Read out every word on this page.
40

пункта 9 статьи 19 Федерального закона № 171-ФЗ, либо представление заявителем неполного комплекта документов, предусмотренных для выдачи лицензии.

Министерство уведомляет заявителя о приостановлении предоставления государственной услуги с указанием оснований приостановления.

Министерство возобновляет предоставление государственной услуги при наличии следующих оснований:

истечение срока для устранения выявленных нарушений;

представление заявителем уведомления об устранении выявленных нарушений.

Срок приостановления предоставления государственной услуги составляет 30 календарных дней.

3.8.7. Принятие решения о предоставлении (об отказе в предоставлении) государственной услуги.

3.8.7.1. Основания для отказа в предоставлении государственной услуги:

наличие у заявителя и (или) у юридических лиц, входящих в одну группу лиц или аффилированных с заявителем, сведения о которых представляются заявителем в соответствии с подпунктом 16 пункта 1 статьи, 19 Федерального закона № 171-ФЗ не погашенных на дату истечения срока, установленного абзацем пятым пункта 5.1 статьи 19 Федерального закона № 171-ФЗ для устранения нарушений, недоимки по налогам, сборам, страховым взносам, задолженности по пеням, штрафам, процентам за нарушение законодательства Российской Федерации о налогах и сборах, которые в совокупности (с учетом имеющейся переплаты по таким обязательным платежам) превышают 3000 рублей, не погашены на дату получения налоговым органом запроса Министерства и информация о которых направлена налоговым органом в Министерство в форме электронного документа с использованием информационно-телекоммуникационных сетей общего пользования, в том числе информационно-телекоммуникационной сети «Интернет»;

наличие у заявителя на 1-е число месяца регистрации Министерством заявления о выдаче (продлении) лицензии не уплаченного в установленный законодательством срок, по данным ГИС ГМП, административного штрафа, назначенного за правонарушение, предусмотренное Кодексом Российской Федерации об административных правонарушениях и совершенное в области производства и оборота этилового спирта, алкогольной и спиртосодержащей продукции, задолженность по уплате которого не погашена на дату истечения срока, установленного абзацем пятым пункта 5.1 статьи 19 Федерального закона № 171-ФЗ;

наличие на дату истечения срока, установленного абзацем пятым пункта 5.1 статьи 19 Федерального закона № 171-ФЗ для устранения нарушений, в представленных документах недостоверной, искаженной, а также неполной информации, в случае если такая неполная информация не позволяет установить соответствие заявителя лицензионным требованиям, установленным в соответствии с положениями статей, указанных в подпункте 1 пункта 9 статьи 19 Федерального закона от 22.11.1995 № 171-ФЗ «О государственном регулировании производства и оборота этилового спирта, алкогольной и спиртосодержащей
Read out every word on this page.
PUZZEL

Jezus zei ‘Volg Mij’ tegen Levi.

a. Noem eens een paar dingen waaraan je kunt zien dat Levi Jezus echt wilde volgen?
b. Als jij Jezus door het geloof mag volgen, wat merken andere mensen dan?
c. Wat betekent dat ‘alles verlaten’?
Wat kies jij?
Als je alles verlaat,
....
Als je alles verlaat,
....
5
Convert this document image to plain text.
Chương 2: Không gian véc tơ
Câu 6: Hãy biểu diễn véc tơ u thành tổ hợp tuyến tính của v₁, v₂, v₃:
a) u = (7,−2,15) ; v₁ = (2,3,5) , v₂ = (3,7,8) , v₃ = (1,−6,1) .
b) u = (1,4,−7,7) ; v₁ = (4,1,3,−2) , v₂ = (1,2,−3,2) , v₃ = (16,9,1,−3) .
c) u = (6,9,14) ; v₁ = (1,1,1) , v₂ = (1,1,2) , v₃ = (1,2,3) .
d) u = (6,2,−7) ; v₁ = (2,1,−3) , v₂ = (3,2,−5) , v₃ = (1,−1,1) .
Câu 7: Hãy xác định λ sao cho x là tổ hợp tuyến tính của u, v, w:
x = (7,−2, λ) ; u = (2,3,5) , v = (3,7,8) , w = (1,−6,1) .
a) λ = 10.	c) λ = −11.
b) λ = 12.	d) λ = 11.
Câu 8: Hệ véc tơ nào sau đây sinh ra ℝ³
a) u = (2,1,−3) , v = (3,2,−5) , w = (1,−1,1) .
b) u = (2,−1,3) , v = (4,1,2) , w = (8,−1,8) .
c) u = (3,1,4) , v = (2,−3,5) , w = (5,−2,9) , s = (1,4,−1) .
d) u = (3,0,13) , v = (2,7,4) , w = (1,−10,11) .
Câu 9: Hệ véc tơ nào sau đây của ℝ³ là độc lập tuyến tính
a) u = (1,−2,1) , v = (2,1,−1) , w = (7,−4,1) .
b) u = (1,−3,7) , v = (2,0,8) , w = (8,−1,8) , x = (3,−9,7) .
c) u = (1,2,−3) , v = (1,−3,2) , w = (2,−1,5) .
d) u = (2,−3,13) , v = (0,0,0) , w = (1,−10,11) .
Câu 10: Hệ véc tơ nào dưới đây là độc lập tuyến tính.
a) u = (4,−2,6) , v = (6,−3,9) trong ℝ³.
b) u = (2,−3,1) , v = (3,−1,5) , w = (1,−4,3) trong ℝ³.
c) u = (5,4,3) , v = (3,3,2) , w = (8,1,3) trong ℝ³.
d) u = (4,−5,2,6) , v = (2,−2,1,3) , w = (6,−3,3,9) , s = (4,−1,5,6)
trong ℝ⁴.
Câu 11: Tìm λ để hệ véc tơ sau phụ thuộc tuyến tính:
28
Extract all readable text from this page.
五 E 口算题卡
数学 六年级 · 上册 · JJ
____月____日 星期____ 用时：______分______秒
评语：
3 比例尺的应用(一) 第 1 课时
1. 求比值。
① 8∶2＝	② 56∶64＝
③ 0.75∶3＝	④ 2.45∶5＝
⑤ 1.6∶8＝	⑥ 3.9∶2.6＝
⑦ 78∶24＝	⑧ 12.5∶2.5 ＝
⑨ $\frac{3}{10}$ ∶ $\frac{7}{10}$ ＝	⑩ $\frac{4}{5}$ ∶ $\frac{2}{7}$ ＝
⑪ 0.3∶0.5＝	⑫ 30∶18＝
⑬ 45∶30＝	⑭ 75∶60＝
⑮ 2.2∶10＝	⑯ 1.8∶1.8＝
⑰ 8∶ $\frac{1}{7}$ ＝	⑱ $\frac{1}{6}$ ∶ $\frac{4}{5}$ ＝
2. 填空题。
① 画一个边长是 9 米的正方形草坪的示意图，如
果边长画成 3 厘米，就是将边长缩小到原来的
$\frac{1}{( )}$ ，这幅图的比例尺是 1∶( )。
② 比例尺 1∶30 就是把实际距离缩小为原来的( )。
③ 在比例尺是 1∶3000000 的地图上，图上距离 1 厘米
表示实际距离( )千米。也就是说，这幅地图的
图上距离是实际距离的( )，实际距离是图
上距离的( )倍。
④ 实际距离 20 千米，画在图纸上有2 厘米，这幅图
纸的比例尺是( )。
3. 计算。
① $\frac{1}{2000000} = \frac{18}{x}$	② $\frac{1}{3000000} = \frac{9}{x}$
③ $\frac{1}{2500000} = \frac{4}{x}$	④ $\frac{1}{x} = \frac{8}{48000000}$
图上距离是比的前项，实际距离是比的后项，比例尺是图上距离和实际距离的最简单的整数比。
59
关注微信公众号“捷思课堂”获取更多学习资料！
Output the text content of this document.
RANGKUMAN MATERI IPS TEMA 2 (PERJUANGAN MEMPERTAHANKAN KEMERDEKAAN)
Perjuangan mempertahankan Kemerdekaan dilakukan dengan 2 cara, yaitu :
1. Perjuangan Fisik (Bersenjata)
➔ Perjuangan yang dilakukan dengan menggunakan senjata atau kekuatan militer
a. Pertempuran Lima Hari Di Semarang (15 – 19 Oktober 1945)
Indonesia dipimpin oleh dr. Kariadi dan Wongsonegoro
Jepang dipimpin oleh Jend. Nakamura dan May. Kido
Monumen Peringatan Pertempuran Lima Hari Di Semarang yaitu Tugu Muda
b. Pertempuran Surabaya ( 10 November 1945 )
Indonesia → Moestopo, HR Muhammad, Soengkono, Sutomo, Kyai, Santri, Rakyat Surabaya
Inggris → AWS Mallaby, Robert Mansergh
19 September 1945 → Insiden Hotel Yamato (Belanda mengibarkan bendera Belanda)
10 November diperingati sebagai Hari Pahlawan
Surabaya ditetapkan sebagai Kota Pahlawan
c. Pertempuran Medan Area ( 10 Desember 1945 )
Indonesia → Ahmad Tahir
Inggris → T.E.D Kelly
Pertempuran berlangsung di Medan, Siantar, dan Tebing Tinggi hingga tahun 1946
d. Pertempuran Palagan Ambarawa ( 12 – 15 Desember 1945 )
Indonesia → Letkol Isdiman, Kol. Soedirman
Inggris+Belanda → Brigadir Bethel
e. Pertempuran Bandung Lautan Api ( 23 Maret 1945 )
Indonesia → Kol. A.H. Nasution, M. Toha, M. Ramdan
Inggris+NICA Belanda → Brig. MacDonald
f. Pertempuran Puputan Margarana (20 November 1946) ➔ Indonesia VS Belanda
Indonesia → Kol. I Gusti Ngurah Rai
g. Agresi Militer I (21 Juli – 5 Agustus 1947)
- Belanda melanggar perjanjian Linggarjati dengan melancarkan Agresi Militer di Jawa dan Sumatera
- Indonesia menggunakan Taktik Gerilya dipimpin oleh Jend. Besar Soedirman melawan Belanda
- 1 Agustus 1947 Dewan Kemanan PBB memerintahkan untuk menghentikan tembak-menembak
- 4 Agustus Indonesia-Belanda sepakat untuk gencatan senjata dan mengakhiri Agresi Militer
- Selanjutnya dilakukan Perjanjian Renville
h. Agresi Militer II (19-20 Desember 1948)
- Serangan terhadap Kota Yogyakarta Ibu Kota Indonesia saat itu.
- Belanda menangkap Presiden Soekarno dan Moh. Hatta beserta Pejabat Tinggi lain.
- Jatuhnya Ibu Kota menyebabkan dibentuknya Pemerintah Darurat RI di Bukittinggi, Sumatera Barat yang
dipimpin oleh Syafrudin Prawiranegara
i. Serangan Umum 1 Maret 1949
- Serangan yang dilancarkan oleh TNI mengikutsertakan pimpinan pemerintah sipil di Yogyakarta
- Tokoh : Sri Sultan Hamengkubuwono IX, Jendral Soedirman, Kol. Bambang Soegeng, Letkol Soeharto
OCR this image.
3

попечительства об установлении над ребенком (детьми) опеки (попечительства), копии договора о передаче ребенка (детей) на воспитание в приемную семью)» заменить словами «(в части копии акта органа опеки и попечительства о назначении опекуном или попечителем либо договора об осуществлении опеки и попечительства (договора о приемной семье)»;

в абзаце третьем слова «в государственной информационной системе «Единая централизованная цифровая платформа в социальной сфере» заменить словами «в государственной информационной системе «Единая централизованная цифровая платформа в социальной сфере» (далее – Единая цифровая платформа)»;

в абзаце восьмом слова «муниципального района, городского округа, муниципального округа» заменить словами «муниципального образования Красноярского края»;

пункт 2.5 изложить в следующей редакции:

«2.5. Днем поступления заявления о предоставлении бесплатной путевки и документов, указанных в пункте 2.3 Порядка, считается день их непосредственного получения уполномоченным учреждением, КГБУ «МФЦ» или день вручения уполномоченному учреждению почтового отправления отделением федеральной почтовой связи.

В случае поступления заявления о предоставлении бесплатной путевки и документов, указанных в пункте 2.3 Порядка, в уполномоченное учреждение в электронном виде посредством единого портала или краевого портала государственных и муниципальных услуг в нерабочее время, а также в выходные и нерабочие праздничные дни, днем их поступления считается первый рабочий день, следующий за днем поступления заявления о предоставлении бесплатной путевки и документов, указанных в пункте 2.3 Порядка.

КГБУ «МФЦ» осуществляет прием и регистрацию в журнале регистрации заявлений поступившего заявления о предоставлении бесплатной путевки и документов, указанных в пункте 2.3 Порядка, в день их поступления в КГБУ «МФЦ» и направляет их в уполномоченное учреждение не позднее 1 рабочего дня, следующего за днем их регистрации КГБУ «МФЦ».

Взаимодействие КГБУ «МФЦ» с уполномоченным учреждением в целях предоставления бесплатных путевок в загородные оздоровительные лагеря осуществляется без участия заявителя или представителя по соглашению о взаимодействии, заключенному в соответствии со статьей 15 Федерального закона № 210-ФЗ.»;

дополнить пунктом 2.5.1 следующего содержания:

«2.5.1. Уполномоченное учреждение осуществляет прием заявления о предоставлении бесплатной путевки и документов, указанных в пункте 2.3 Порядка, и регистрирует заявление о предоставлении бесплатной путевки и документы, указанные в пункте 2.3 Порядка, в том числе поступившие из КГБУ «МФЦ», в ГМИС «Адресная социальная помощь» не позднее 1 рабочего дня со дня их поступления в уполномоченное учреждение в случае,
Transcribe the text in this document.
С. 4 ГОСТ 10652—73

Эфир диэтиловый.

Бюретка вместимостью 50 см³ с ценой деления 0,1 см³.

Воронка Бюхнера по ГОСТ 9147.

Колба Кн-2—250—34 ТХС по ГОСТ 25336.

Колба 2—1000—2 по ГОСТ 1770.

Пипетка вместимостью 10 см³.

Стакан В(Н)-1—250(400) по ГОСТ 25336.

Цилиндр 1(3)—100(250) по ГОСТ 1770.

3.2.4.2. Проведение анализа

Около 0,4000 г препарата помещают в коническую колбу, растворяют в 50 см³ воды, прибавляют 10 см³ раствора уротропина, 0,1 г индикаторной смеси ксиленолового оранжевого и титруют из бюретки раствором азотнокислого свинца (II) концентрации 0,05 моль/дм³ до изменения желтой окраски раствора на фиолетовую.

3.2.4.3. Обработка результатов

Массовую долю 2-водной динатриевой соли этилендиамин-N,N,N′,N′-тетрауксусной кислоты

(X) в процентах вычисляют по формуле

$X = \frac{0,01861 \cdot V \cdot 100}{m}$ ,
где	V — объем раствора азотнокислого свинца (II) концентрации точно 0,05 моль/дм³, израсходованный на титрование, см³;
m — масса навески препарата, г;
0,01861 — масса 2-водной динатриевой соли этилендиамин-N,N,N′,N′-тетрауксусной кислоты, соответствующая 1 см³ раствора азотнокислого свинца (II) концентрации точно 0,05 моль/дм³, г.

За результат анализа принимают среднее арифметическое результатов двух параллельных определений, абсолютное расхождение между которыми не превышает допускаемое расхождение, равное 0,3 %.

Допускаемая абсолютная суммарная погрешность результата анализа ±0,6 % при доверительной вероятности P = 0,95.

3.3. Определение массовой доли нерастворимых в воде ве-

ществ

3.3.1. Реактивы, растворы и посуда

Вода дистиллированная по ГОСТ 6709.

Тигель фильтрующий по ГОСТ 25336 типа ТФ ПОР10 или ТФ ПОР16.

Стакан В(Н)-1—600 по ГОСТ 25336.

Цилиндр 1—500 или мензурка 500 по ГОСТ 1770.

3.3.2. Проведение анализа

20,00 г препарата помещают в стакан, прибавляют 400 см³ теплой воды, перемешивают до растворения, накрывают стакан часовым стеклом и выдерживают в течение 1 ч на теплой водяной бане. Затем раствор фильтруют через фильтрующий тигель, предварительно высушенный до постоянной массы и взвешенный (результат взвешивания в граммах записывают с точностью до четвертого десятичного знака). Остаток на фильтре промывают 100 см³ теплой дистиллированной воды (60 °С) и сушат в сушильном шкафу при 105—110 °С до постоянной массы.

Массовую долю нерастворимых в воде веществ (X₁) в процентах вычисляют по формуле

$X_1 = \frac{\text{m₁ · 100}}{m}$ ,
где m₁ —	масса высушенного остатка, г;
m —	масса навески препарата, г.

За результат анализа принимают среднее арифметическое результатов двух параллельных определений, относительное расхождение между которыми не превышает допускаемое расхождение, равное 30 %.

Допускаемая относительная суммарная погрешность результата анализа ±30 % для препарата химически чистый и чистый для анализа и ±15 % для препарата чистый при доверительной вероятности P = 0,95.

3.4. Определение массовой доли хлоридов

====================

§ Objective
Copy out every line of the listing that contains the string "Inggris".

§ Response to the exercise
Inggris → AWS Mallaby, Robert Mansergh
Inggris → T.E.D Kelly
Inggris+Belanda → Brigadir Bethel
Inggris+NICA Belanda → Brig. MacDonald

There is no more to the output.